:: SHORT PROBLEM ::
Gather up all lines that carry the word "data".

Entries taken from a collection:
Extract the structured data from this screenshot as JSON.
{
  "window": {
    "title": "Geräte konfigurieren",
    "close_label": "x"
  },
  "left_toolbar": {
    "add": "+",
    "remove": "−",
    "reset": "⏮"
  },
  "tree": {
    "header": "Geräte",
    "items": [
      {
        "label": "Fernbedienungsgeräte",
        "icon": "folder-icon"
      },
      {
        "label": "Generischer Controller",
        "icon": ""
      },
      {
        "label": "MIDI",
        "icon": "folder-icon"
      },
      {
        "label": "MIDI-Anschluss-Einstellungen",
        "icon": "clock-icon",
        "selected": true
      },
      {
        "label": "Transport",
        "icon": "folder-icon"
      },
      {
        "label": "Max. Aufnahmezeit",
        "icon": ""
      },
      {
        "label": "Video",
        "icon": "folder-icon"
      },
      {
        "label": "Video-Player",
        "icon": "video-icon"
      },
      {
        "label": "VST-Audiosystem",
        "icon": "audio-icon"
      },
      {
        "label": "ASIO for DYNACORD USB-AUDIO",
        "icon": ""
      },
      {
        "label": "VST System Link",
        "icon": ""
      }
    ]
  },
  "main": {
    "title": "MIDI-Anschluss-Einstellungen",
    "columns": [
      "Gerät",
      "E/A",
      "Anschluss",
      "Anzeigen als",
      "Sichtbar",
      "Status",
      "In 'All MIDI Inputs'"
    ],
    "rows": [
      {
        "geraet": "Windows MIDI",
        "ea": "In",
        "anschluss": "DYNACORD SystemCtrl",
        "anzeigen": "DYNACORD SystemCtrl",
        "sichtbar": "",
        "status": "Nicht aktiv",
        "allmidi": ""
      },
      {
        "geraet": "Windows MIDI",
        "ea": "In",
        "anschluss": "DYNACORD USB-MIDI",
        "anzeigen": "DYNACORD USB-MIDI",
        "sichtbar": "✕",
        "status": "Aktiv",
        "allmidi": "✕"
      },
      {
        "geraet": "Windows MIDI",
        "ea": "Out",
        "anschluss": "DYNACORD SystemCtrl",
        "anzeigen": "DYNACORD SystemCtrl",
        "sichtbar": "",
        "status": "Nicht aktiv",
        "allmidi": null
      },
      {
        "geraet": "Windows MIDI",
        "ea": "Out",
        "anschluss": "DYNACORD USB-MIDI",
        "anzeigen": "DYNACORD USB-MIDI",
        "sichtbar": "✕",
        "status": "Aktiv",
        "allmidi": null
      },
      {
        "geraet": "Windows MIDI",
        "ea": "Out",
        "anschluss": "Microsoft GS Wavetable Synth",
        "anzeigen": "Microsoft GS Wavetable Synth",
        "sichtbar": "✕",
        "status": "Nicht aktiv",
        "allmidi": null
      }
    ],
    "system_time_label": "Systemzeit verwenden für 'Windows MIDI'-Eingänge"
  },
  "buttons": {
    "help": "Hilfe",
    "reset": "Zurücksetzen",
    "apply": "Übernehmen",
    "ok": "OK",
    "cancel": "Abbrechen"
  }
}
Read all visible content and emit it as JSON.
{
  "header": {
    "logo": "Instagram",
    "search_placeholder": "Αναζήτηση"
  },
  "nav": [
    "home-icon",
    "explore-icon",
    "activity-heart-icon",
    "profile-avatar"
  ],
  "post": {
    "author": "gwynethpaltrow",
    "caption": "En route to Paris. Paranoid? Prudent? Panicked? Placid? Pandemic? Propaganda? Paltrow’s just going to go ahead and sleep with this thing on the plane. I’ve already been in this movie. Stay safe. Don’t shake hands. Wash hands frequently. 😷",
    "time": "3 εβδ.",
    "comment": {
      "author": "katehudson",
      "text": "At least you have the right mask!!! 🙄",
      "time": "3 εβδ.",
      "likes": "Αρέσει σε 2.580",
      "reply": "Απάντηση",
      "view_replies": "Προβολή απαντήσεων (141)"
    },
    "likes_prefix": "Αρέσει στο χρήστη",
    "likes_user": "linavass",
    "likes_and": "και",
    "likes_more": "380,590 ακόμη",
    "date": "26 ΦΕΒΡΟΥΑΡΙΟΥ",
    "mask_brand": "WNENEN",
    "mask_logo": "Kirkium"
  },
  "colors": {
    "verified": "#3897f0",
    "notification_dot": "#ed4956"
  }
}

...

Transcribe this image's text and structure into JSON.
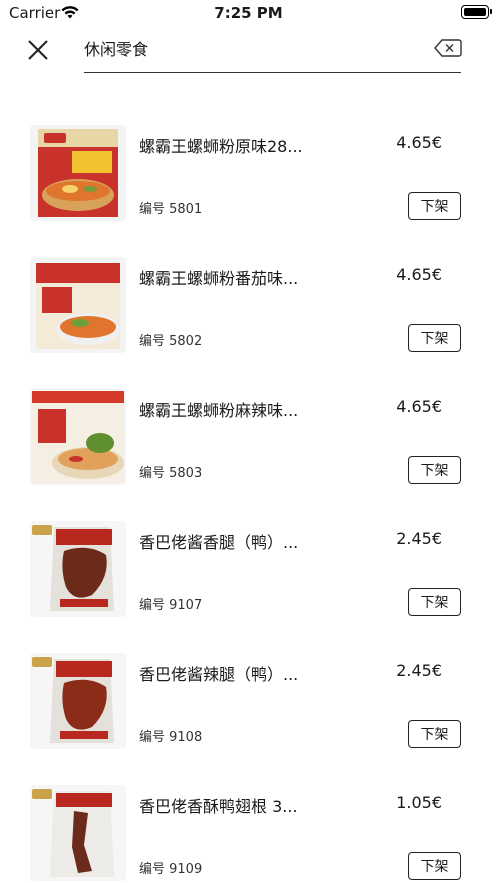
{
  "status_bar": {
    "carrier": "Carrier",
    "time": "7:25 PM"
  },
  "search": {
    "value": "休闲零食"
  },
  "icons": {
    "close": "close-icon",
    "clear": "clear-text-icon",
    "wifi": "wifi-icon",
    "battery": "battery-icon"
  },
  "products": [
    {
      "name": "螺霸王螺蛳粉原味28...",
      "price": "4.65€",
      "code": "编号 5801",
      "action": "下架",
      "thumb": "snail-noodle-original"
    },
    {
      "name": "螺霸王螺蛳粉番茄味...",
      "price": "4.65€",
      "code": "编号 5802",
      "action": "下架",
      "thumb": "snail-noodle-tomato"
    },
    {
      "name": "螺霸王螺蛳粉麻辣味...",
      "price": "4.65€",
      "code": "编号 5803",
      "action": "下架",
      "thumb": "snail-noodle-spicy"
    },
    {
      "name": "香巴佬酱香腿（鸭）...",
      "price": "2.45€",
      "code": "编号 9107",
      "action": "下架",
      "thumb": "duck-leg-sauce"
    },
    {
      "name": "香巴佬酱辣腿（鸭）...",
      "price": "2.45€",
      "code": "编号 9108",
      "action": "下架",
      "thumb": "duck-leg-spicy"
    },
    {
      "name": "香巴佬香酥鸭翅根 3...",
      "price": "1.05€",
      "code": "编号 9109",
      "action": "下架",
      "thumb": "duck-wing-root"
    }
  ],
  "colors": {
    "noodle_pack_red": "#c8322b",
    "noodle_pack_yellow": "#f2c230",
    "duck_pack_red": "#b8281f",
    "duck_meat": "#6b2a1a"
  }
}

...

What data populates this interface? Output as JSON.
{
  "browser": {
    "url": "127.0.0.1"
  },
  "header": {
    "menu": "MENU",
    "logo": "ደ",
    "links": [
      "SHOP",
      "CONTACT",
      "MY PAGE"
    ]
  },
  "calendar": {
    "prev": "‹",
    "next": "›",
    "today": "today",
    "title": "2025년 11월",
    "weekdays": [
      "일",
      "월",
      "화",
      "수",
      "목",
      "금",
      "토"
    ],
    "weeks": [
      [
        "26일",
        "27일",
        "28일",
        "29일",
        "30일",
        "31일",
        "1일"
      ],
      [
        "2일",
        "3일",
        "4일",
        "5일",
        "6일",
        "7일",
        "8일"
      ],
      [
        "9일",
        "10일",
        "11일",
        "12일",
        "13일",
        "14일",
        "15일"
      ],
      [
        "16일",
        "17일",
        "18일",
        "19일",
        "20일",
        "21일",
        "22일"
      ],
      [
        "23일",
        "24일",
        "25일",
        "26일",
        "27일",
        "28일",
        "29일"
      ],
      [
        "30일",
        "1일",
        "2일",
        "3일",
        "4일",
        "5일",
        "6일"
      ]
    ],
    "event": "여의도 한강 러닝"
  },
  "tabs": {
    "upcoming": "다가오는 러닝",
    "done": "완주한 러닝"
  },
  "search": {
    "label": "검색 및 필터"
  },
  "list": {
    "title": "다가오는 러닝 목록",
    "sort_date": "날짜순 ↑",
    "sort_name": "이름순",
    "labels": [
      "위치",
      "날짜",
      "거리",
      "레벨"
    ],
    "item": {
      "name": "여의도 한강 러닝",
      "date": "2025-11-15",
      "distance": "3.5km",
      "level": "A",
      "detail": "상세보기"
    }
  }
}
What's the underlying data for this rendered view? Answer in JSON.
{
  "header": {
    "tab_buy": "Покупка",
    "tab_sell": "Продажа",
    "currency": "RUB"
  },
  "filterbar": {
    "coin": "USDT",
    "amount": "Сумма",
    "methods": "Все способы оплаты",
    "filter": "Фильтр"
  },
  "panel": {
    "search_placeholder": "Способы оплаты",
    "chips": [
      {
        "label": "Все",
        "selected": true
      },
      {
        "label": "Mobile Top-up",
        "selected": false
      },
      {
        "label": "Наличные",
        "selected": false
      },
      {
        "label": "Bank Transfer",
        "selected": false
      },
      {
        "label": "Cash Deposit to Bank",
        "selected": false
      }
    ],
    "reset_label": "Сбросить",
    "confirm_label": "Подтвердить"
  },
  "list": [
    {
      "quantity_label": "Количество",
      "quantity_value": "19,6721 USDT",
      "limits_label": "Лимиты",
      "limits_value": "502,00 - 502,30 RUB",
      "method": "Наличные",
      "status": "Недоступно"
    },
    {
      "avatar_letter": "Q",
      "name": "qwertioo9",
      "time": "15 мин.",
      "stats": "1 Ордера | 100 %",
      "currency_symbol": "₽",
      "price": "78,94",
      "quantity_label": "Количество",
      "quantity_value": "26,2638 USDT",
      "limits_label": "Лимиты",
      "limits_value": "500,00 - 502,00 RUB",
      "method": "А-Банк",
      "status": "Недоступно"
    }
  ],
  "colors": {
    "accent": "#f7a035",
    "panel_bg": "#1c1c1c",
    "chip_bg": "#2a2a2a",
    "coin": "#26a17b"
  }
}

:: EXPECTED ANSWER ::
Extract the structured data from this screenshot as JSON.
What data populates this interface? Output as JSON.
What's the underlying data for this rendered view? Answer in JSON.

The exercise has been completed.